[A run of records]
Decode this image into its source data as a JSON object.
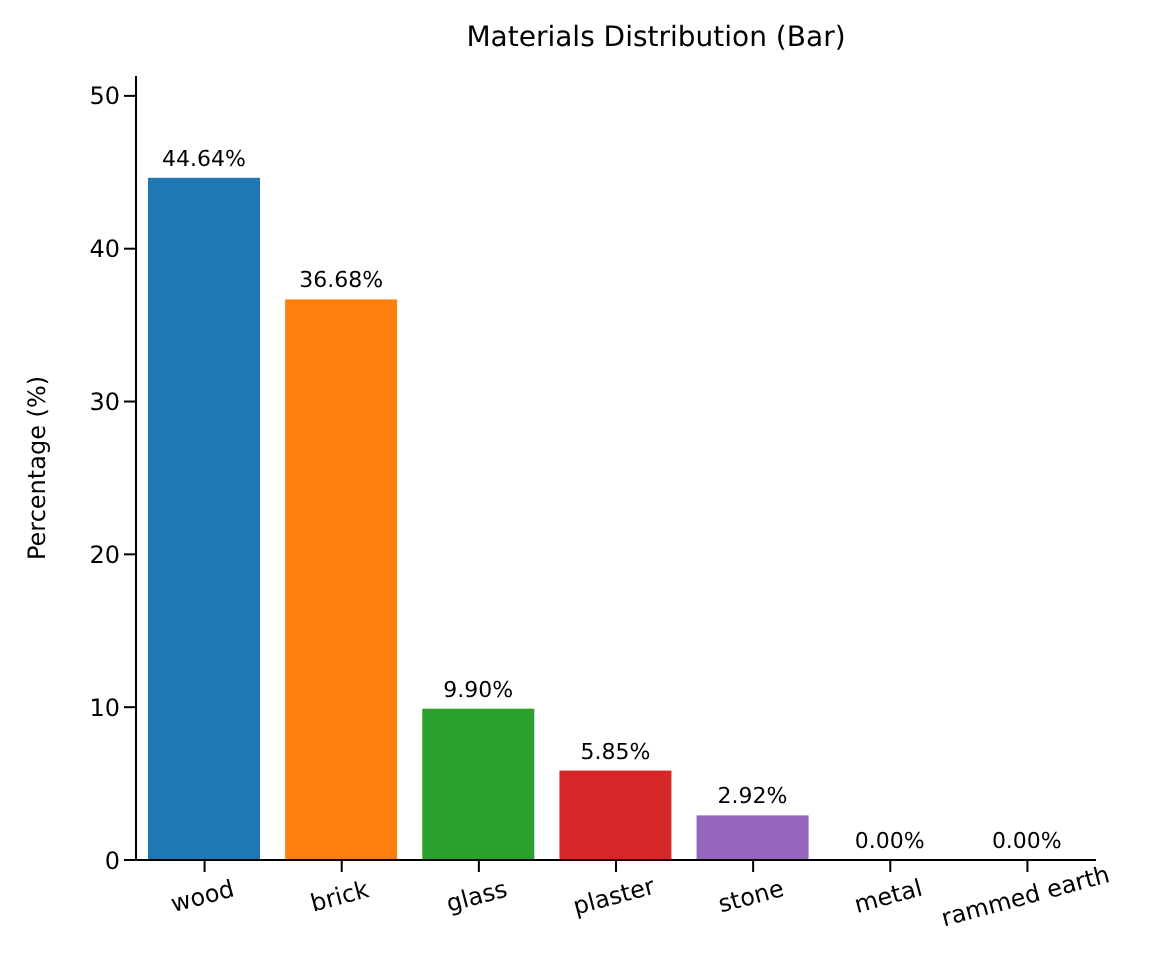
{
  "chart_data": {
    "type": "bar",
    "title": "Materials Distribution (Bar)",
    "ylabel": "Percentage (%)",
    "categories": [
      "wood",
      "brick",
      "glass",
      "plaster",
      "stone",
      "metal",
      "rammed earth"
    ],
    "values": [
      44.64,
      36.68,
      9.9,
      5.85,
      2.92,
      0,
      0
    ],
    "colors": [
      "#1f77b4",
      "#ff7f0e",
      "#2ca02c",
      "#d62728",
      "#9467bd",
      "#8c564b",
      "#e377c2"
    ],
    "value_labels": [
      "44.64%",
      "36.68%",
      "9.90%",
      "5.85%",
      "2.92%",
      "0.00%",
      "0.00%"
    ],
    "ylim": [
      0,
      51.3
    ],
    "yticks": [
      0,
      10,
      20,
      30,
      40,
      50
    ],
    "grid": false,
    "legend": false
  }
}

- _PROBLEM_: Transcribe all the lines above exactly, apart from the pictures.

- _RESPONSE FOR THIS EXERCISE_:
Decode this image into its source data as a JSON object.
{
  "chart_data": {
    "type": "bar",
    "title": "Materials Distribution (Bar)",
    "ylabel": "Percentage (%)",
    "categories": [
      "wood",
      "brick",
      "glass",
      "plaster",
      "stone",
      "metal",
      "rammed earth"
    ],
    "values": [
      44.64,
      36.68,
      9.9,
      5.85,
      2.92,
      0,
      0
    ],
    "colors": [
      "#1f77b4",
      "#ff7f0e",
      "#2ca02c",
      "#d62728",
      "#9467bd",
      "#8c564b",
      "#e377c2"
    ],
    "value_labels": [
      "44.64%",
      "36.68%",
      "9.90%",
      "5.85%",
      "2.92%",
      "0.00%",
      "0.00%"
    ],
    "ylim": [
      0,
      51.3
    ],
    "yticks": [
      0,
      10,
      20,
      30,
      40,
      50
    ],
    "grid": false,
    "legend": false
  }
}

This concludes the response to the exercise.